__WRITTEN TASK__
Here are some entries; quote each one exactly.

───

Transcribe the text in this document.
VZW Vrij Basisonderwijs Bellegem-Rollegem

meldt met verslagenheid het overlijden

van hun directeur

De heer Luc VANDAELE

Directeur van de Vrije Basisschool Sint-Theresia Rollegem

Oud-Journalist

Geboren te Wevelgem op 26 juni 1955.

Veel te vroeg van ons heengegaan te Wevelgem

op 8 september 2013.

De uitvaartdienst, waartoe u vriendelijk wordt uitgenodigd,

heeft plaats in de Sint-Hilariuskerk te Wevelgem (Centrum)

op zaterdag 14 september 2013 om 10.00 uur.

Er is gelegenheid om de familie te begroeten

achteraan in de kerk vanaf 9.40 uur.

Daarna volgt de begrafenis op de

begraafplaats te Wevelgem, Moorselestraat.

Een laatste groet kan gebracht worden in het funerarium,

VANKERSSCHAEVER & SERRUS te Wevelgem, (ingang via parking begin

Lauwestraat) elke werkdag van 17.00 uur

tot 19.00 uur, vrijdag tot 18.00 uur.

───

__REPLY TO THE TASK__
Transcribe the text in this document.
VZW Vrij Basisonderwijs Bellegem-Rollegem

meldt met verslagenheid het overlijden

van hun directeur

De heer Luc VANDAELE

Directeur van de Vrije Basisschool Sint-Theresia Rollegem

Oud-Journalist

Geboren te Wevelgem op 26 juni 1955.

Veel te vroeg van ons heengegaan te Wevelgem

op 8 september 2013.

De uitvaartdienst, waartoe u vriendelijk wordt uitgenodigd,

heeft plaats in de Sint-Hilariuskerk te Wevelgem (Centrum)

op zaterdag 14 september 2013 om 10.00 uur.

Er is gelegenheid om de familie te begroeten

achteraan in de kerk vanaf 9.40 uur.

Daarna volgt de begrafenis op de

begraafplaats te Wevelgem, Moorselestraat.

Een laatste groet kan gebracht worden in het funerarium,

VANKERSSCHAEVER & SERRUS te Wevelgem, (ingang via parking begin

Lauwestraat) elke werkdag van 17.00 uur

tot 19.00 uur, vrijdag tot 18.00 uur.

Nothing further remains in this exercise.